- _Instruction_
Report every line below that holds the word "title".

- _Material provided_
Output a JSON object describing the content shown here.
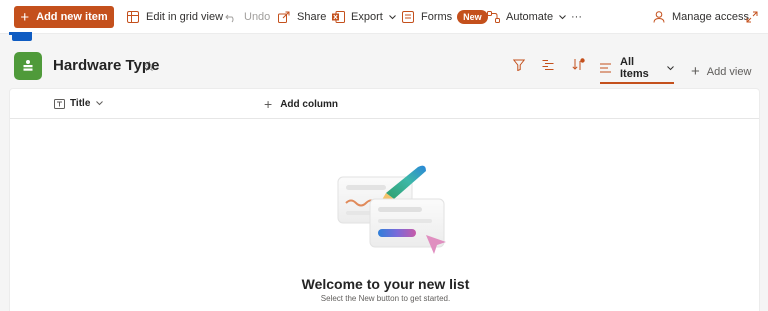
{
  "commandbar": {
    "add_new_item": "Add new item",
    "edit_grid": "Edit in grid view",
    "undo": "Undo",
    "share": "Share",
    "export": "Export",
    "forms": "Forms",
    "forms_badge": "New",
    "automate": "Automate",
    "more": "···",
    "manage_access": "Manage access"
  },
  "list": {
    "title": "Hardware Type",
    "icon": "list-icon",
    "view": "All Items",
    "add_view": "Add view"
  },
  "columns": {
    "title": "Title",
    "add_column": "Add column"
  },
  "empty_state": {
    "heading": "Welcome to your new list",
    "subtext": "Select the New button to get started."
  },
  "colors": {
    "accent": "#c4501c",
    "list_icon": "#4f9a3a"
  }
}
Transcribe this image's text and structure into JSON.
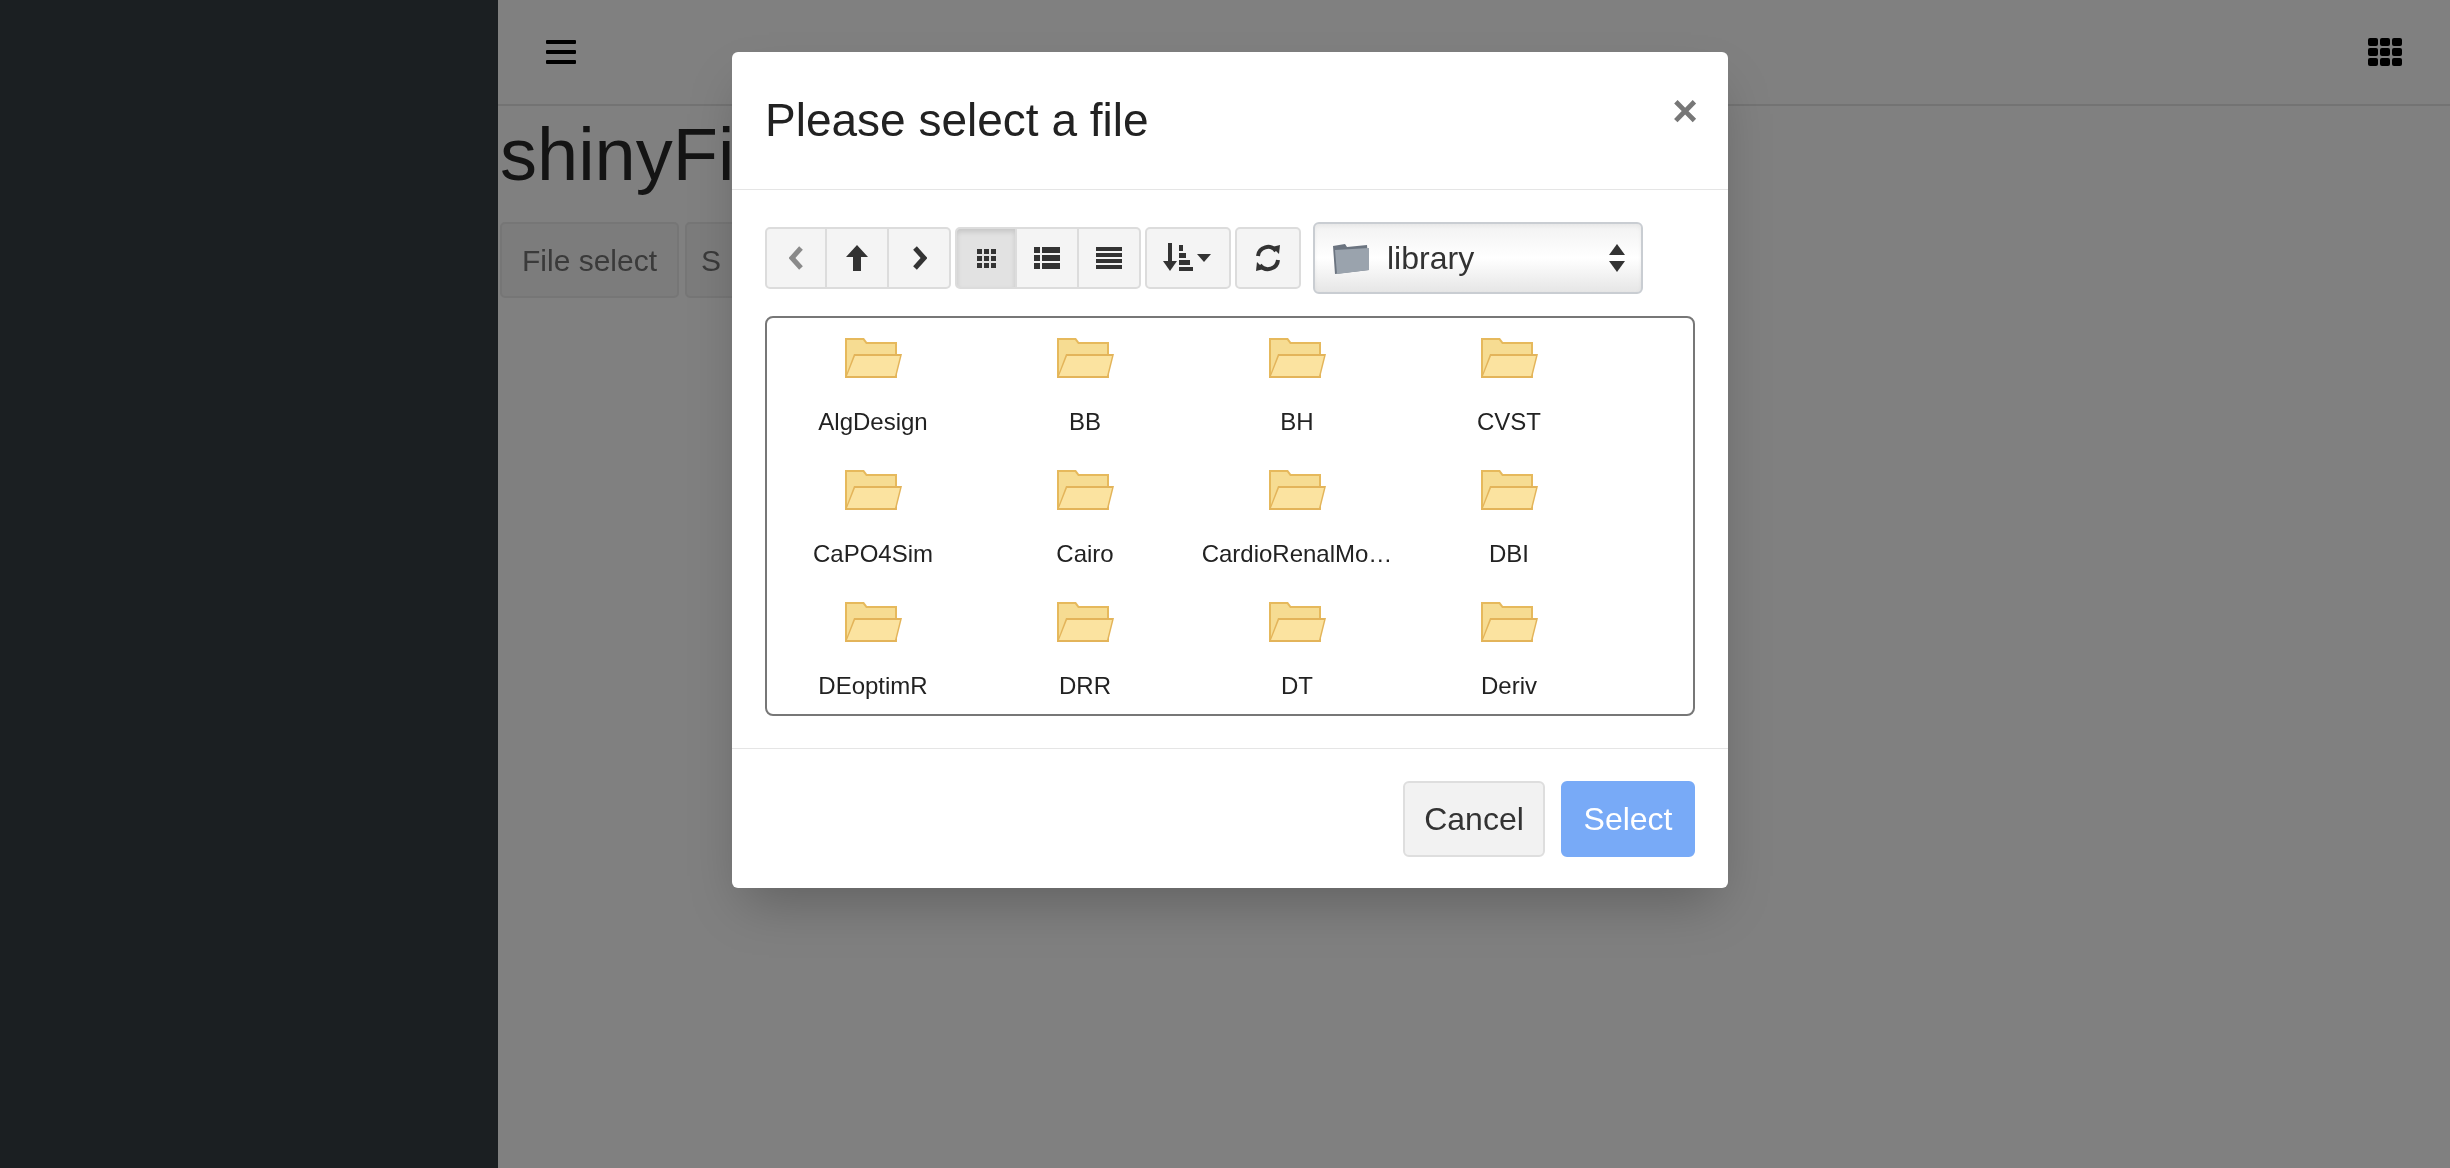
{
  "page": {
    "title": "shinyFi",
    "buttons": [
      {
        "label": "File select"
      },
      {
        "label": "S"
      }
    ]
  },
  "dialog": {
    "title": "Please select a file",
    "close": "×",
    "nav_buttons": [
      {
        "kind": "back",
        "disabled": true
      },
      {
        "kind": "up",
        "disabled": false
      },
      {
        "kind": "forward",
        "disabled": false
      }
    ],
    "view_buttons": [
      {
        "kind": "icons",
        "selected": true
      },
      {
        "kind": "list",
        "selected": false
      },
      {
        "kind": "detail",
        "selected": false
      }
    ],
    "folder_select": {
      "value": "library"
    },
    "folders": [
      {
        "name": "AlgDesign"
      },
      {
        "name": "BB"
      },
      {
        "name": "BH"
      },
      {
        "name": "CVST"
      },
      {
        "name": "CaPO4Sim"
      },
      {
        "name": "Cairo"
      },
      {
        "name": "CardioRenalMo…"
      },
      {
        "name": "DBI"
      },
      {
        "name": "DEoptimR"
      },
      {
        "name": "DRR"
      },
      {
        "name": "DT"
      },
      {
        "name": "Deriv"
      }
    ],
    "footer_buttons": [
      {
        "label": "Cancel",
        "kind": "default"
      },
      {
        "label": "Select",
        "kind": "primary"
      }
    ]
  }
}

- _Written answer_
    "title": "Hardware Type",
    "title": "Title",
    "title": "shinyFi",
    "title": "Please select a file",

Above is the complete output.